Reproduce the listing below without any change.

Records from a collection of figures

┄┄┄┄┄┄┄┄┄┄┄┄┄┄┄┄┄┄┄┄

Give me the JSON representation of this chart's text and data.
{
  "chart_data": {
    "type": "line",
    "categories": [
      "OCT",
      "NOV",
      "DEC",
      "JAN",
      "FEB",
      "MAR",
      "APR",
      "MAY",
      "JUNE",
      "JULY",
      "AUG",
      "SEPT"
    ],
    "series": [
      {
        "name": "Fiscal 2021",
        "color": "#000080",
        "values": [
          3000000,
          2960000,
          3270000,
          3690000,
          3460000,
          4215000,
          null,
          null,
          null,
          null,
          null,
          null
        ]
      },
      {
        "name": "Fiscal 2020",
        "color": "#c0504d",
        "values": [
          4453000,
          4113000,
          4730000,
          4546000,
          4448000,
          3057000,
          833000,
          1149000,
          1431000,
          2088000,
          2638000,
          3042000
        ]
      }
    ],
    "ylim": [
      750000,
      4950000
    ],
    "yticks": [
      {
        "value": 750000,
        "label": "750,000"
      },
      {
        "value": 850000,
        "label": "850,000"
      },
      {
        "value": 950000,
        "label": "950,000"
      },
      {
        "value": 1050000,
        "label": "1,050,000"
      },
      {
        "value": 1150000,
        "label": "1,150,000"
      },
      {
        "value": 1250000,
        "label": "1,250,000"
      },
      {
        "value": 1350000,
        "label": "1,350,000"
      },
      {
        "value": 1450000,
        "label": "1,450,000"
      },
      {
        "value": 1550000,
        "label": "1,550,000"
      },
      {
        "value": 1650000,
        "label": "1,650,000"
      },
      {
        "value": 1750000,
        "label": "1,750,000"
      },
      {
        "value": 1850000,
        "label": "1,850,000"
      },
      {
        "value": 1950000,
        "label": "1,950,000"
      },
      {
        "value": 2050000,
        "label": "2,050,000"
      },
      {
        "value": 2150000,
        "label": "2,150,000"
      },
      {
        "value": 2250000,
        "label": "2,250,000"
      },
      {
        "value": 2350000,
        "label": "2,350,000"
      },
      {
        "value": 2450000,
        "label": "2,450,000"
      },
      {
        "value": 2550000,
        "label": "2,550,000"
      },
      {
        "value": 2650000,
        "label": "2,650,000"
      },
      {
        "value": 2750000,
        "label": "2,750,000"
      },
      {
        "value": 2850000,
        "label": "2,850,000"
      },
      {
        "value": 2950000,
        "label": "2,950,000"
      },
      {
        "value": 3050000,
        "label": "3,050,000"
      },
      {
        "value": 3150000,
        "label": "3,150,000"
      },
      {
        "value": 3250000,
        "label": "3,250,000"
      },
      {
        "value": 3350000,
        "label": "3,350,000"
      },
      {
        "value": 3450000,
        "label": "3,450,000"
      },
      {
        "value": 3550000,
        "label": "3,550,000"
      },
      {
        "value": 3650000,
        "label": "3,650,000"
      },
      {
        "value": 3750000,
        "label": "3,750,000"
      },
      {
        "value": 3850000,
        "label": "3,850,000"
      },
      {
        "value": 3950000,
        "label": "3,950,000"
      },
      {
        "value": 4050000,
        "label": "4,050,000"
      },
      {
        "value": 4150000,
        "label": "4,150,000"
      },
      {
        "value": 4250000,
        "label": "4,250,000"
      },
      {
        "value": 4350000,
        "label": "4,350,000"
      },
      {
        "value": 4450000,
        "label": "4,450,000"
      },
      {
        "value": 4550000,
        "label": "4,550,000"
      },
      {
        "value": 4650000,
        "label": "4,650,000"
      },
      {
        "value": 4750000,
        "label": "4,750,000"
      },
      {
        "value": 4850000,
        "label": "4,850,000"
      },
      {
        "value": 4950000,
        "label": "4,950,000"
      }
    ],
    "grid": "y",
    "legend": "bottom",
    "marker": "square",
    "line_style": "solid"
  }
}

┄┄┄┄┄┄┄┄┄┄┄┄┄┄┄┄┄┄┄┄

▶ _SOLUTION TO THE PROBLEM_
Give me the JSON representation of this chart's text and data.
{
  "chart_data": {
    "type": "line",
    "categories": [
      "OCT",
      "NOV",
      "DEC",
      "JAN",
      "FEB",
      "MAR",
      "APR",
      "MAY",
      "JUNE",
      "JULY",
      "AUG",
      "SEPT"
    ],
    "series": [
      {
        "name": "Fiscal 2021",
        "color": "#000080",
        "values": [
          3000000,
          2960000,
          3270000,
          3690000,
          3460000,
          4215000,
          null,
          null,
          null,
          null,
          null,
          null
        ]
      },
      {
        "name": "Fiscal 2020",
        "color": "#c0504d",
        "values": [
          4453000,
          4113000,
          4730000,
          4546000,
          4448000,
          3057000,
          833000,
          1149000,
          1431000,
          2088000,
          2638000,
          3042000
        ]
      }
    ],
    "ylim": [
      750000,
      4950000
    ],
    "yticks": [
      {
        "value": 750000,
        "label": "750,000"
      },
      {
        "value": 850000,
        "label": "850,000"
      },
      {
        "value": 950000,
        "label": "950,000"
      },
      {
        "value": 1050000,
        "label": "1,050,000"
      },
      {
        "value": 1150000,
        "label": "1,150,000"
      },
      {
        "value": 1250000,
        "label": "1,250,000"
      },
      {
        "value": 1350000,
        "label": "1,350,000"
      },
      {
        "value": 1450000,
        "label": "1,450,000"
      },
      {
        "value": 1550000,
        "label": "1,550,000"
      },
      {
        "value": 1650000,
        "label": "1,650,000"
      },
      {
        "value": 1750000,
        "label": "1,750,000"
      },
      {
        "value": 1850000,
        "label": "1,850,000"
      },
      {
        "value": 1950000,
        "label": "1,950,000"
      },
      {
        "value": 2050000,
        "label": "2,050,000"
      },
      {
        "value": 2150000,
        "label": "2,150,000"
      },
      {
        "value": 2250000,
        "label": "2,250,000"
      },
      {
        "value": 2350000,
        "label": "2,350,000"
      },
      {
        "value": 2450000,
        "label": "2,450,000"
      },
      {
        "value": 2550000,
        "label": "2,550,000"
      },
      {
        "value": 2650000,
        "label": "2,650,000"
      },
      {
        "value": 2750000,
        "label": "2,750,000"
      },
      {
        "value": 2850000,
        "label": "2,850,000"
      },
      {
        "value": 2950000,
        "label": "2,950,000"
      },
      {
        "value": 3050000,
        "label": "3,050,000"
      },
      {
        "value": 3150000,
        "label": "3,150,000"
      },
      {
        "value": 3250000,
        "label": "3,250,000"
      },
      {
        "value": 3350000,
        "label": "3,350,000"
      },
      {
        "value": 3450000,
        "label": "3,450,000"
      },
      {
        "value": 3550000,
        "label": "3,550,000"
      },
      {
        "value": 3650000,
        "label": "3,650,000"
      },
      {
        "value": 3750000,
        "label": "3,750,000"
      },
      {
        "value": 3850000,
        "label": "3,850,000"
      },
      {
        "value": 3950000,
        "label": "3,950,000"
      },
      {
        "value": 4050000,
        "label": "4,050,000"
      },
      {
        "value": 4150000,
        "label": "4,150,000"
      },
      {
        "value": 4250000,
        "label": "4,250,000"
      },
      {
        "value": 4350000,
        "label": "4,350,000"
      },
      {
        "value": 4450000,
        "label": "4,450,000"
      },
      {
        "value": 4550000,
        "label": "4,550,000"
      },
      {
        "value": 4650000,
        "label": "4,650,000"
      },
      {
        "value": 4750000,
        "label": "4,750,000"
      },
      {
        "value": 4850000,
        "label": "4,850,000"
      },
      {
        "value": 4950000,
        "label": "4,950,000"
      }
    ],
    "grid": "y",
    "legend": "bottom",
    "marker": "square",
    "line_style": "solid"
  }
}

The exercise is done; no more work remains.